**What the task requires:**
Pull out every line containing the string "title".

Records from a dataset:
↓
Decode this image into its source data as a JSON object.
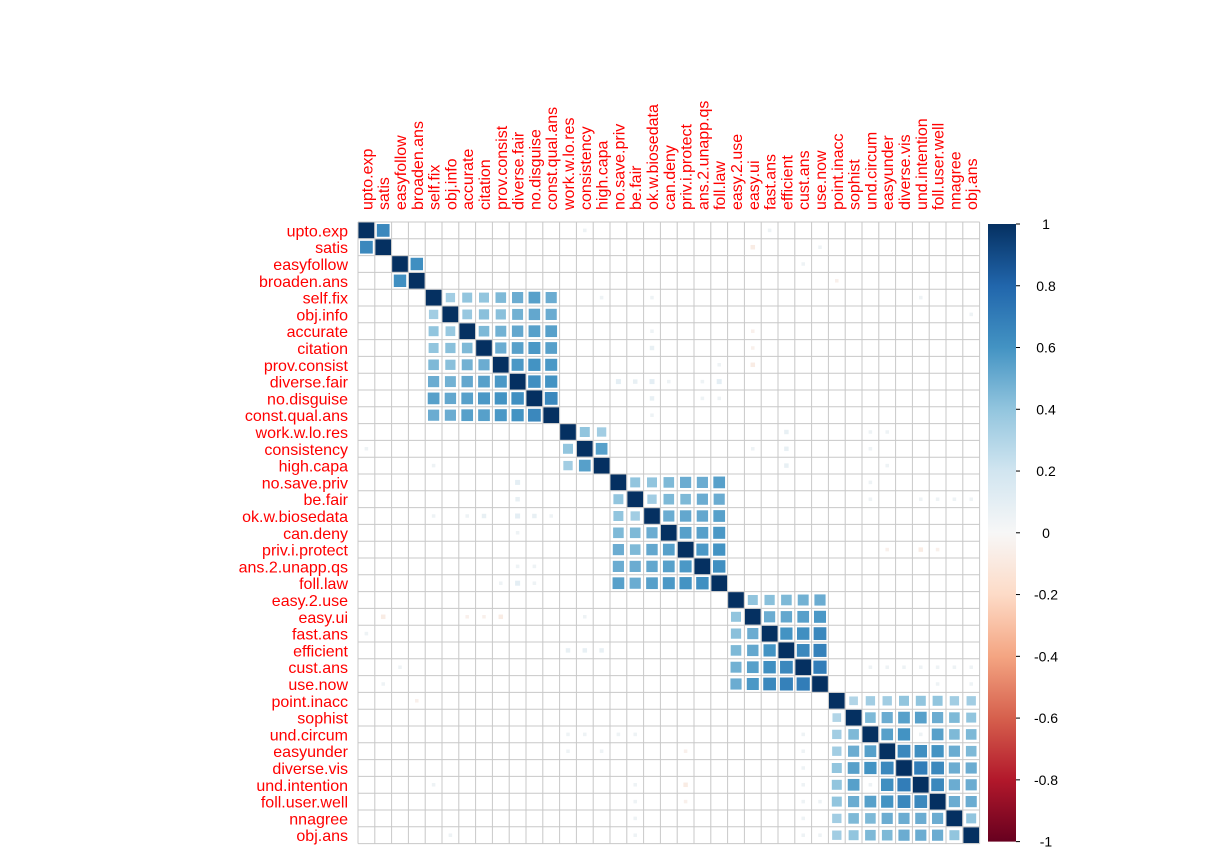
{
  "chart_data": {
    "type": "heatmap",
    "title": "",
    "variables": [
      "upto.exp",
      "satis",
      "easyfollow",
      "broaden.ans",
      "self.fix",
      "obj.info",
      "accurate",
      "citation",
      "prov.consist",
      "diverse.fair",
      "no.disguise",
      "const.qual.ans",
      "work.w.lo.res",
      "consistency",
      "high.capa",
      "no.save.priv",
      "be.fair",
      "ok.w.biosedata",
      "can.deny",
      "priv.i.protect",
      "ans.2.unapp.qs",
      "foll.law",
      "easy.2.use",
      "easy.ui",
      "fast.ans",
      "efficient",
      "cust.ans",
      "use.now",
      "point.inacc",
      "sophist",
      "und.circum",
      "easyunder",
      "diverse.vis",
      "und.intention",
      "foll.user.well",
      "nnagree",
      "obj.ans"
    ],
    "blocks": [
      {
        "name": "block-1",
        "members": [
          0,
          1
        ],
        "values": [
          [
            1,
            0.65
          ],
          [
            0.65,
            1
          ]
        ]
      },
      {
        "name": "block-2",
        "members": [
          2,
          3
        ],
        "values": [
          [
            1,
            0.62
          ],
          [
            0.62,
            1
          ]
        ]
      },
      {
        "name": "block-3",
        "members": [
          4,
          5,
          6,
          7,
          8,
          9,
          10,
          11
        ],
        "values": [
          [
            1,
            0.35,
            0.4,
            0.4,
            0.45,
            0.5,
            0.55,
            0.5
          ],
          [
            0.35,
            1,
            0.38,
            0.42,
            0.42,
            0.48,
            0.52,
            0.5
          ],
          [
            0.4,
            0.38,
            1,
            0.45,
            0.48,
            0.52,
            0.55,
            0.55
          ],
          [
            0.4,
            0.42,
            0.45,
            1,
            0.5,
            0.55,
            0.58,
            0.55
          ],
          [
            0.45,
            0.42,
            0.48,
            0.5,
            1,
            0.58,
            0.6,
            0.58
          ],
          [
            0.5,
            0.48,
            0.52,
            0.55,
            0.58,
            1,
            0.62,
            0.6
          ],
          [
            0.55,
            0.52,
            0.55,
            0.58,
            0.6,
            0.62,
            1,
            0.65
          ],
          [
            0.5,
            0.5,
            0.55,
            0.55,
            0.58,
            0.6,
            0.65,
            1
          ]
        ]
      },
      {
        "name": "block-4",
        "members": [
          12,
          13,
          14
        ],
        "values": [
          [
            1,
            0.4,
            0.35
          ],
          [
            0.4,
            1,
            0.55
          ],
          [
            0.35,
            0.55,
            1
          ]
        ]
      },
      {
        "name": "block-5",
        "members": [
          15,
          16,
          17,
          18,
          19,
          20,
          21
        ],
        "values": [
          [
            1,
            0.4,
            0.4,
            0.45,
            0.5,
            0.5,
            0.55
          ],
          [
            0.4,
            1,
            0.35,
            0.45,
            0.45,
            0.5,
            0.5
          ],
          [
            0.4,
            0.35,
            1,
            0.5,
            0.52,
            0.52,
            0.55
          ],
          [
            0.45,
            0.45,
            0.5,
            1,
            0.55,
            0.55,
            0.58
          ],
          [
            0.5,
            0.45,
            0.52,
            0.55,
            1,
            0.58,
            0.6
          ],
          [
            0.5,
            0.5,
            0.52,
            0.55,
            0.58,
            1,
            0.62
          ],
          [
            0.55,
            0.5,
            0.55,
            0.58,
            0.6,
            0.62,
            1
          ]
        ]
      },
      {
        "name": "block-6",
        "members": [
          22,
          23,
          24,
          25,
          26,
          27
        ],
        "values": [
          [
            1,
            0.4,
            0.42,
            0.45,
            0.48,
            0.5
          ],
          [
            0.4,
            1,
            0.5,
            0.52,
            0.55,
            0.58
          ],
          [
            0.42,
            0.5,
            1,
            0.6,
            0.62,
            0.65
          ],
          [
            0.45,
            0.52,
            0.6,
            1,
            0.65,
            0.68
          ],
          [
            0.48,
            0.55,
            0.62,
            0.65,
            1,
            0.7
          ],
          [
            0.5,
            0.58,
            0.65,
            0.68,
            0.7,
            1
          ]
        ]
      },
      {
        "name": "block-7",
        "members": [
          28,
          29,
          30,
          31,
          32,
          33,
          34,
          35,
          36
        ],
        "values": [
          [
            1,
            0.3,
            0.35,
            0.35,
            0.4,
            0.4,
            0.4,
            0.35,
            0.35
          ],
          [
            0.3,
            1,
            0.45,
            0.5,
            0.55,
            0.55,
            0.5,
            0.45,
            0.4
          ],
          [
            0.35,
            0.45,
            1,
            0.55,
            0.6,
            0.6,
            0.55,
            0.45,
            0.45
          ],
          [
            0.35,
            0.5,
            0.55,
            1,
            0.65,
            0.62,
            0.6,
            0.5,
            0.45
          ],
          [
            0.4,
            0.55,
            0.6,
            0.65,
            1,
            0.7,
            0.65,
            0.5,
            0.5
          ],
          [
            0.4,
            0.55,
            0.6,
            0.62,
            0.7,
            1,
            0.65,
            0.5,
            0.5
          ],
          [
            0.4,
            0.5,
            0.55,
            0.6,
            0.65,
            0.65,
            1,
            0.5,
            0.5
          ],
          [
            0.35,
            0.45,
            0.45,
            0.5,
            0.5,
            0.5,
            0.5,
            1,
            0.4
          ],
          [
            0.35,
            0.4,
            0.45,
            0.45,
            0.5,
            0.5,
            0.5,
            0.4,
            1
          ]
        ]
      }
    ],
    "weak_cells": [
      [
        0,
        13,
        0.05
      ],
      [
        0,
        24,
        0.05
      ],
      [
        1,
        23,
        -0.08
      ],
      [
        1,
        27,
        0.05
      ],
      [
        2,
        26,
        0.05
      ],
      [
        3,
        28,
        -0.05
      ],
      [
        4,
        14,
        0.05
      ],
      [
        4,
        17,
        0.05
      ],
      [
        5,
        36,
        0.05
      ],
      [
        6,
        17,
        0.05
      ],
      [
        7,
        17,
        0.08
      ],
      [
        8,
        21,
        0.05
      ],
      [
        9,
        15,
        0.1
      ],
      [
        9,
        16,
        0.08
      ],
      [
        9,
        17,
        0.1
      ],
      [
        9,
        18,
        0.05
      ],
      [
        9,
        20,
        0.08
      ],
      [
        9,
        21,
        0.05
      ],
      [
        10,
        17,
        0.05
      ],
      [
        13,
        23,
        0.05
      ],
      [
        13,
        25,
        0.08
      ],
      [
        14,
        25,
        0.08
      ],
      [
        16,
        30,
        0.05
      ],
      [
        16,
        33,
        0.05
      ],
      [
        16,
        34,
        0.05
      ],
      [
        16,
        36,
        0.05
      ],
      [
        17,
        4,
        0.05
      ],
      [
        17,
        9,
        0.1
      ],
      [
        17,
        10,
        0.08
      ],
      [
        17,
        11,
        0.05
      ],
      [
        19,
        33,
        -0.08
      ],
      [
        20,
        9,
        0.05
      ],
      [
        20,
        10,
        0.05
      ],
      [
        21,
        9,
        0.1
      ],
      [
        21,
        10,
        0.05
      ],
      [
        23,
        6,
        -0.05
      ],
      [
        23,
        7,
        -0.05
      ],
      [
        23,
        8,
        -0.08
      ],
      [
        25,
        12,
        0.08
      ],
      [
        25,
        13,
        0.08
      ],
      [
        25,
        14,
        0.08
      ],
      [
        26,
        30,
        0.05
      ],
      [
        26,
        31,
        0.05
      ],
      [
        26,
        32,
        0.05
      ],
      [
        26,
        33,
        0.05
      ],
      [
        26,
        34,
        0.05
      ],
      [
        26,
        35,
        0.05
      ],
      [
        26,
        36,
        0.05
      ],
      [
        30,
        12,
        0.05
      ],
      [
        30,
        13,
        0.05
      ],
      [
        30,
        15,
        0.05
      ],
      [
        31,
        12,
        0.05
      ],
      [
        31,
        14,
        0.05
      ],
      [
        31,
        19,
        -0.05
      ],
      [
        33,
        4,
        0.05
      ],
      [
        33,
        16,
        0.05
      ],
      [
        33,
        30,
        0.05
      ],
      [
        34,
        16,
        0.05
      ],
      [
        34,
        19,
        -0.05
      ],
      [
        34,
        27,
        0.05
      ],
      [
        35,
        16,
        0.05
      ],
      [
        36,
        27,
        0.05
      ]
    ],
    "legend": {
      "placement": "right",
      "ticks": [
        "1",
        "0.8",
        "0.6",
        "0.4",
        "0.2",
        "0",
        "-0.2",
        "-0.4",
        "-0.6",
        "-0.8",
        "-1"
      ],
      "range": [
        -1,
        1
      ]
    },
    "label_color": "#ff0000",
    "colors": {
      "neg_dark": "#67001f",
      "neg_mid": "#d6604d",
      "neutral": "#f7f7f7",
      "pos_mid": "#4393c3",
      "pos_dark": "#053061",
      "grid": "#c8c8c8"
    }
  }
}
↑
↓
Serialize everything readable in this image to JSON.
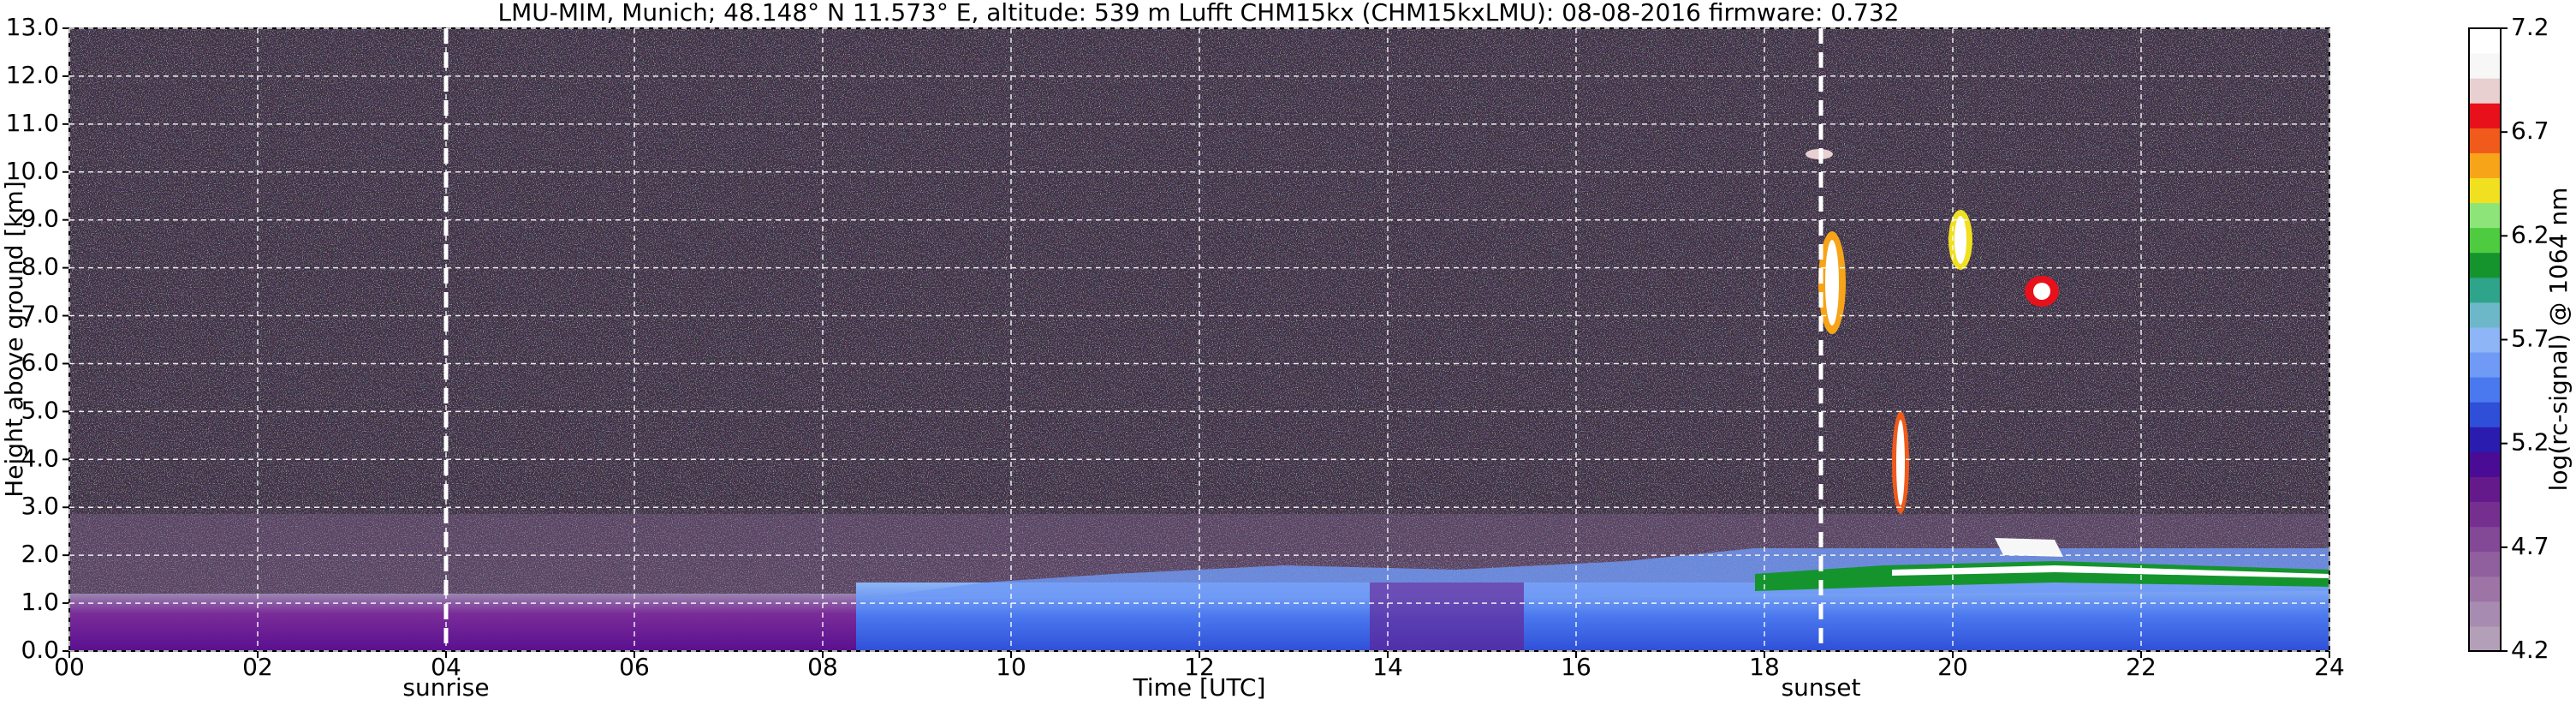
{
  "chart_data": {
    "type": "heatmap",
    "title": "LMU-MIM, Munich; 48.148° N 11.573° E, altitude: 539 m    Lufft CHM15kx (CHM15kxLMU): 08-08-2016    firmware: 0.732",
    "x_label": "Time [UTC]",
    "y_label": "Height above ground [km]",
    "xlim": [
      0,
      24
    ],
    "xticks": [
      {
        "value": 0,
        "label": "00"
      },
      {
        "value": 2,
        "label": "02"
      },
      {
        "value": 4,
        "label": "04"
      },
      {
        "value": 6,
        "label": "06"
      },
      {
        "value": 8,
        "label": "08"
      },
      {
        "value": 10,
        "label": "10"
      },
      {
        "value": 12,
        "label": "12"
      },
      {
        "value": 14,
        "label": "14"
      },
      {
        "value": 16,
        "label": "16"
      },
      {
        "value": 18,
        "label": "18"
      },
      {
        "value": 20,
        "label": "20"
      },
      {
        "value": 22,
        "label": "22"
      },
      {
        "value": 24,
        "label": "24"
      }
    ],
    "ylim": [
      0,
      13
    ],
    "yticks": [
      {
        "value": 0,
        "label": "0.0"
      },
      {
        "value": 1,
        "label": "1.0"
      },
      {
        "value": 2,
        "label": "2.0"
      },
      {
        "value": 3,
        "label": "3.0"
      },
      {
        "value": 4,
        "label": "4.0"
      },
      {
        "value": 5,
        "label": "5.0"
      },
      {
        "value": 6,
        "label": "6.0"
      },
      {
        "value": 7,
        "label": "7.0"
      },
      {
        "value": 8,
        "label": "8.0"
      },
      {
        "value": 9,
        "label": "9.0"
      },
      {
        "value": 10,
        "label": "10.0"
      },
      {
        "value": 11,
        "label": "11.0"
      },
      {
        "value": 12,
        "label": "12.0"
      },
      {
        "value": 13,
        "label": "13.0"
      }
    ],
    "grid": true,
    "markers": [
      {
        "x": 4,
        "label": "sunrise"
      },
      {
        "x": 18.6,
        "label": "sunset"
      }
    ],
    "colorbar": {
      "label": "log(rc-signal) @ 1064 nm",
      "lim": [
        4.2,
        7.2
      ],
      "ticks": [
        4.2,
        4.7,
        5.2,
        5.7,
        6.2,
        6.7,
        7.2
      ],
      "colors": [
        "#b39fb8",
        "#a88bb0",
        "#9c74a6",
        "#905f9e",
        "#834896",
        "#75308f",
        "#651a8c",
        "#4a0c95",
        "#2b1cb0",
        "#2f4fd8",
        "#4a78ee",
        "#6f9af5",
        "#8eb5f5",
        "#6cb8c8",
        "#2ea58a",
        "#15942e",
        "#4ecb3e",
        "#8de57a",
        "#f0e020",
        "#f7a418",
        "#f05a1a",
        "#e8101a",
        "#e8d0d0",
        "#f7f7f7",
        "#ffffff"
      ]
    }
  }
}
↑
**Task response:**
    "title": "",
    "title": "LMU-MIM, Munich; 48.148° N 11.573° E, altitude: 539 m    Lufft CHM15kx (CHM15kxLMU): 08-08-2016    firmware: 0.732",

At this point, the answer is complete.